* TASK INSTRUCTIONS
Exactly reproduce the lines that follow.

* DATA SUPPLIED
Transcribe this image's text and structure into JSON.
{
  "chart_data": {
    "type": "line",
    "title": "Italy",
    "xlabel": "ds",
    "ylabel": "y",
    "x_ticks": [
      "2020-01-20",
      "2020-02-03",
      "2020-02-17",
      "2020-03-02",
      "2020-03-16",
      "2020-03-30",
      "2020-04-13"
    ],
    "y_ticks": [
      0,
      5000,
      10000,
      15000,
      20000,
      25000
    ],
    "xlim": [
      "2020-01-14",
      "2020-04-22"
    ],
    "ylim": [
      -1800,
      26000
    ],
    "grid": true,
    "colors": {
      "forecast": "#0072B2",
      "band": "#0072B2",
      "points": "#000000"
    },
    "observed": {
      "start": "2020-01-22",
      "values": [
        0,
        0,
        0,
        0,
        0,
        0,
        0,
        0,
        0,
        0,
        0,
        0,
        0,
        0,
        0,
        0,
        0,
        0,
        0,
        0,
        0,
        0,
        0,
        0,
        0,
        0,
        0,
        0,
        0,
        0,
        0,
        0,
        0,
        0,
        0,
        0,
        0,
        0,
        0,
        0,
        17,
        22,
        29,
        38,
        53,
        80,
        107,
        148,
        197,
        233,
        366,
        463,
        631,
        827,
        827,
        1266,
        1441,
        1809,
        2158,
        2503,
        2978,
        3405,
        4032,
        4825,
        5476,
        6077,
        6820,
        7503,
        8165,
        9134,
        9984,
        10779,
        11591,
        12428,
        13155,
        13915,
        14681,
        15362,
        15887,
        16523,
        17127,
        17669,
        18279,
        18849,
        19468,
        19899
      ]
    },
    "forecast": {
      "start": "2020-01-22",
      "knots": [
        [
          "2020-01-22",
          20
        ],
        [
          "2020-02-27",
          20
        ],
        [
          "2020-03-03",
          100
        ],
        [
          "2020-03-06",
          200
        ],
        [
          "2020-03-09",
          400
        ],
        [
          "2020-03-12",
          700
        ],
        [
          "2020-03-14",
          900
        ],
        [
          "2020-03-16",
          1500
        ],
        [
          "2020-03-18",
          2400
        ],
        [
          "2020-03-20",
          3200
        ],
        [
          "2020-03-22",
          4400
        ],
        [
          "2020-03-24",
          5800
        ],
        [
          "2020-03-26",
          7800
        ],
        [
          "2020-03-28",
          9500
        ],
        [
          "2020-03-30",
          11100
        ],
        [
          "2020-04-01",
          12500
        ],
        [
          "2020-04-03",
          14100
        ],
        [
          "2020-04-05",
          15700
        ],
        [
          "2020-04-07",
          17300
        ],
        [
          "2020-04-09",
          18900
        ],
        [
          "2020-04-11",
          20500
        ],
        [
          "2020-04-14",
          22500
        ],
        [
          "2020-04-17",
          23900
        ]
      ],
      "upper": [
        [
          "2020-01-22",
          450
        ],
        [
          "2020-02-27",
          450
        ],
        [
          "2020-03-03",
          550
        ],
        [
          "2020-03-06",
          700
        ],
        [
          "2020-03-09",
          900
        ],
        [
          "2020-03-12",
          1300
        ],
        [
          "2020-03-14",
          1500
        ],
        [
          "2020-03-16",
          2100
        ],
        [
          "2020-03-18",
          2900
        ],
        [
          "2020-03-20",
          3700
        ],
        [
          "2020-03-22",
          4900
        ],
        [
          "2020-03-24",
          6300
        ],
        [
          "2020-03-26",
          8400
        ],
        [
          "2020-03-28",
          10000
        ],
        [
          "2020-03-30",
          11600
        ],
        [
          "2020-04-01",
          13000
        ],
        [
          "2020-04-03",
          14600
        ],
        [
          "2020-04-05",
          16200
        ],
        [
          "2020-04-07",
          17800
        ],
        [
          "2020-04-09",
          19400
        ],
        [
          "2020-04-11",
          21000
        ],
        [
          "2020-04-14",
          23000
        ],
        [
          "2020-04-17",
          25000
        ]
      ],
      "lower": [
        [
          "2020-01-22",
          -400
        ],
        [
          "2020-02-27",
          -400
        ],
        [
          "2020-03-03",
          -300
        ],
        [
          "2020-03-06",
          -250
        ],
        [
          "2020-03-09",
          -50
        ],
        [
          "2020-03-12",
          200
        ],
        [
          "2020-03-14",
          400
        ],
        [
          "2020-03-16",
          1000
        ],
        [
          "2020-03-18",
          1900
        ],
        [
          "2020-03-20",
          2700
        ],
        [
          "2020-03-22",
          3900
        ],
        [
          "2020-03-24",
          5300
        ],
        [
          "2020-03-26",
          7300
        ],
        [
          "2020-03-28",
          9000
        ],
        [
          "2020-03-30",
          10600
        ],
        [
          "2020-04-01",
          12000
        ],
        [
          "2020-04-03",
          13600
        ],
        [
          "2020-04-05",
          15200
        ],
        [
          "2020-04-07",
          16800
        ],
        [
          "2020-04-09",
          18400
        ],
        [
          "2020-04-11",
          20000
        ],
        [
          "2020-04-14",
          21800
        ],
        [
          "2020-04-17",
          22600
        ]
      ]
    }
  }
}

* CORRECT OUTPUT
Transcribe this image's text and structure into JSON.
{
  "chart_data": {
    "type": "line",
    "title": "Italy",
    "xlabel": "ds",
    "ylabel": "y",
    "x_ticks": [
      "2020-01-20",
      "2020-02-03",
      "2020-02-17",
      "2020-03-02",
      "2020-03-16",
      "2020-03-30",
      "2020-04-13"
    ],
    "y_ticks": [
      0,
      5000,
      10000,
      15000,
      20000,
      25000
    ],
    "xlim": [
      "2020-01-14",
      "2020-04-22"
    ],
    "ylim": [
      -1800,
      26000
    ],
    "grid": true,
    "colors": {
      "forecast": "#0072B2",
      "band": "#0072B2",
      "points": "#000000"
    },
    "observed": {
      "start": "2020-01-22",
      "values": [
        0,
        0,
        0,
        0,
        0,
        0,
        0,
        0,
        0,
        0,
        0,
        0,
        0,
        0,
        0,
        0,
        0,
        0,
        0,
        0,
        0,
        0,
        0,
        0,
        0,
        0,
        0,
        0,
        0,
        0,
        0,
        0,
        0,
        0,
        0,
        0,
        0,
        0,
        0,
        0,
        17,
        22,
        29,
        38,
        53,
        80,
        107,
        148,
        197,
        233,
        366,
        463,
        631,
        827,
        827,
        1266,
        1441,
        1809,
        2158,
        2503,
        2978,
        3405,
        4032,
        4825,
        5476,
        6077,
        6820,
        7503,
        8165,
        9134,
        9984,
        10779,
        11591,
        12428,
        13155,
        13915,
        14681,
        15362,
        15887,
        16523,
        17127,
        17669,
        18279,
        18849,
        19468,
        19899
      ]
    },
    "forecast": {
      "start": "2020-01-22",
      "knots": [
        [
          "2020-01-22",
          20
        ],
        [
          "2020-02-27",
          20
        ],
        [
          "2020-03-03",
          100
        ],
        [
          "2020-03-06",
          200
        ],
        [
          "2020-03-09",
          400
        ],
        [
          "2020-03-12",
          700
        ],
        [
          "2020-03-14",
          900
        ],
        [
          "2020-03-16",
          1500
        ],
        [
          "2020-03-18",
          2400
        ],
        [
          "2020-03-20",
          3200
        ],
        [
          "2020-03-22",
          4400
        ],
        [
          "2020-03-24",
          5800
        ],
        [
          "2020-03-26",
          7800
        ],
        [
          "2020-03-28",
          9500
        ],
        [
          "2020-03-30",
          11100
        ],
        [
          "2020-04-01",
          12500
        ],
        [
          "2020-04-03",
          14100
        ],
        [
          "2020-04-05",
          15700
        ],
        [
          "2020-04-07",
          17300
        ],
        [
          "2020-04-09",
          18900
        ],
        [
          "2020-04-11",
          20500
        ],
        [
          "2020-04-14",
          22500
        ],
        [
          "2020-04-17",
          23900
        ]
      ],
      "upper": [
        [
          "2020-01-22",
          450
        ],
        [
          "2020-02-27",
          450
        ],
        [
          "2020-03-03",
          550
        ],
        [
          "2020-03-06",
          700
        ],
        [
          "2020-03-09",
          900
        ],
        [
          "2020-03-12",
          1300
        ],
        [
          "2020-03-14",
          1500
        ],
        [
          "2020-03-16",
          2100
        ],
        [
          "2020-03-18",
          2900
        ],
        [
          "2020-03-20",
          3700
        ],
        [
          "2020-03-22",
          4900
        ],
        [
          "2020-03-24",
          6300
        ],
        [
          "2020-03-26",
          8400
        ],
        [
          "2020-03-28",
          10000
        ],
        [
          "2020-03-30",
          11600
        ],
        [
          "2020-04-01",
          13000
        ],
        [
          "2020-04-03",
          14600
        ],
        [
          "2020-04-05",
          16200
        ],
        [
          "2020-04-07",
          17800
        ],
        [
          "2020-04-09",
          19400
        ],
        [
          "2020-04-11",
          21000
        ],
        [
          "2020-04-14",
          23000
        ],
        [
          "2020-04-17",
          25000
        ]
      ],
      "lower": [
        [
          "2020-01-22",
          -400
        ],
        [
          "2020-02-27",
          -400
        ],
        [
          "2020-03-03",
          -300
        ],
        [
          "2020-03-06",
          -250
        ],
        [
          "2020-03-09",
          -50
        ],
        [
          "2020-03-12",
          200
        ],
        [
          "2020-03-14",
          400
        ],
        [
          "2020-03-16",
          1000
        ],
        [
          "2020-03-18",
          1900
        ],
        [
          "2020-03-20",
          2700
        ],
        [
          "2020-03-22",
          3900
        ],
        [
          "2020-03-24",
          5300
        ],
        [
          "2020-03-26",
          7300
        ],
        [
          "2020-03-28",
          9000
        ],
        [
          "2020-03-30",
          10600
        ],
        [
          "2020-04-01",
          12000
        ],
        [
          "2020-04-03",
          13600
        ],
        [
          "2020-04-05",
          15200
        ],
        [
          "2020-04-07",
          16800
        ],
        [
          "2020-04-09",
          18400
        ],
        [
          "2020-04-11",
          20000
        ],
        [
          "2020-04-14",
          21800
        ],
        [
          "2020-04-17",
          22600
        ]
      ]
    }
  }
}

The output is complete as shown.